[start Available data]

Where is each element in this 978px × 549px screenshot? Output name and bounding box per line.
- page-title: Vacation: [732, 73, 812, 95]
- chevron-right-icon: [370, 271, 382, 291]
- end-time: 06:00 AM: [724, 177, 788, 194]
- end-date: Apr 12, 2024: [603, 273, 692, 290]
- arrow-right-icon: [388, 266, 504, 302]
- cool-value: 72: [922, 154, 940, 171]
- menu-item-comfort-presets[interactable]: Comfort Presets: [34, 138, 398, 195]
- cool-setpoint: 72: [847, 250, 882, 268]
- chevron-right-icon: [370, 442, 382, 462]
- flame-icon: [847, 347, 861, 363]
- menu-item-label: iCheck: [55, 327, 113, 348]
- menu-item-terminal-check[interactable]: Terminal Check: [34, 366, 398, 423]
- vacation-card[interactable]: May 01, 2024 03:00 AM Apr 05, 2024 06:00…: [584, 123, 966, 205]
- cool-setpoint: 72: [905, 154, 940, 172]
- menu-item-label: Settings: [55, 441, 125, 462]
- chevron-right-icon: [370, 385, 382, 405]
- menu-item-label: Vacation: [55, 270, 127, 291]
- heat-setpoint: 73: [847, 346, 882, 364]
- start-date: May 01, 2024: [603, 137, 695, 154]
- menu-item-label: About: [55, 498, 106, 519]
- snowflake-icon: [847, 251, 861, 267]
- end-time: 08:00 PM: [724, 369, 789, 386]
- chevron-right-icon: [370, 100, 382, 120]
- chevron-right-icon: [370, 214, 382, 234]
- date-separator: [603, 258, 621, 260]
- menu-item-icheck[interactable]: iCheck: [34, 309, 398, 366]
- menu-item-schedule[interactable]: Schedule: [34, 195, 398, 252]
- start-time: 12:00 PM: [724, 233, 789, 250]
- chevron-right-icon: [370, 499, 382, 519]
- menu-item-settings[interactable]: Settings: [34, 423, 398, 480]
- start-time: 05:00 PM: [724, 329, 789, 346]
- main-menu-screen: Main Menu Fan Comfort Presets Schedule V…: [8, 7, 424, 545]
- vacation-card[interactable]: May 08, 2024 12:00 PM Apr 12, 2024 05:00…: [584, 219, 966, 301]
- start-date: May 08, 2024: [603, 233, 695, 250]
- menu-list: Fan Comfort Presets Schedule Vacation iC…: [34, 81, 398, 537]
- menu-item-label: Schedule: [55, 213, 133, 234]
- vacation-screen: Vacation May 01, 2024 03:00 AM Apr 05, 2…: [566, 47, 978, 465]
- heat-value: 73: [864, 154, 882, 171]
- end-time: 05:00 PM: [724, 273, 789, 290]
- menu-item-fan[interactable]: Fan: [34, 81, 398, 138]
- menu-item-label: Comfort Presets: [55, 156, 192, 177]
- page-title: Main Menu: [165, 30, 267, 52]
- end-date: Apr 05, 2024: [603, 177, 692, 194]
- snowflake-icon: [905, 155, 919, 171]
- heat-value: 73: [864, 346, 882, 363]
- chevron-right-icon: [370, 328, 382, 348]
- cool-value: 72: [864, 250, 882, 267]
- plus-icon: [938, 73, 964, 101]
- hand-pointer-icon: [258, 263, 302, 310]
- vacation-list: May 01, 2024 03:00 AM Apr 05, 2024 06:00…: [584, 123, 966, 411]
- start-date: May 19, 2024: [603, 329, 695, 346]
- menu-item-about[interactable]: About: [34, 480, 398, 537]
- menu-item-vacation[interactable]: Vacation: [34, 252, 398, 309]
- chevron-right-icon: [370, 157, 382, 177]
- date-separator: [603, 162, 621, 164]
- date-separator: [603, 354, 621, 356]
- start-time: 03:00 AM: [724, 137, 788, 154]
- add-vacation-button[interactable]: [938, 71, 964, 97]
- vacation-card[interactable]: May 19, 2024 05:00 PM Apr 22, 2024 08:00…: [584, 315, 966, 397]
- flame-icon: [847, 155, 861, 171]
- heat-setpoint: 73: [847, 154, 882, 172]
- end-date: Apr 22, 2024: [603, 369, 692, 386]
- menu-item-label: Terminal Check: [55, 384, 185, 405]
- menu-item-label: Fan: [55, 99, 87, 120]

[end Available data]

Exercise task
Reproduce the records verbatim, from the start through the line that contains "- chevron-right-icon: [370, 499, 382, 519]", including both ends.

Answer for this exercise
Where is each element in this 978px × 549px screenshot? Output name and bounding box per line.
- page-title: Vacation: [732, 73, 812, 95]
- chevron-right-icon: [370, 271, 382, 291]
- end-time: 06:00 AM: [724, 177, 788, 194]
- end-date: Apr 12, 2024: [603, 273, 692, 290]
- arrow-right-icon: [388, 266, 504, 302]
- cool-value: 72: [922, 154, 940, 171]
- menu-item-comfort-presets[interactable]: Comfort Presets: [34, 138, 398, 195]
- cool-setpoint: 72: [847, 250, 882, 268]
- chevron-right-icon: [370, 442, 382, 462]
- flame-icon: [847, 347, 861, 363]
- menu-item-label: iCheck: [55, 327, 113, 348]
- menu-item-terminal-check[interactable]: Terminal Check: [34, 366, 398, 423]
- vacation-card[interactable]: May 01, 2024 03:00 AM Apr 05, 2024 06:00…: [584, 123, 966, 205]
- cool-setpoint: 72: [905, 154, 940, 172]
- menu-item-label: Settings: [55, 441, 125, 462]
- chevron-right-icon: [370, 385, 382, 405]
- menu-item-label: Vacation: [55, 270, 127, 291]
- heat-setpoint: 73: [847, 346, 882, 364]
- start-date: May 01, 2024: [603, 137, 695, 154]
- menu-item-label: About: [55, 498, 106, 519]
- snowflake-icon: [847, 251, 861, 267]
- end-time: 08:00 PM: [724, 369, 789, 386]
- chevron-right-icon: [370, 100, 382, 120]
- chevron-right-icon: [370, 214, 382, 234]
- date-separator: [603, 258, 621, 260]
- menu-item-icheck[interactable]: iCheck: [34, 309, 398, 366]
- menu-item-schedule[interactable]: Schedule: [34, 195, 398, 252]
- start-time: 12:00 PM: [724, 233, 789, 250]
- chevron-right-icon: [370, 499, 382, 519]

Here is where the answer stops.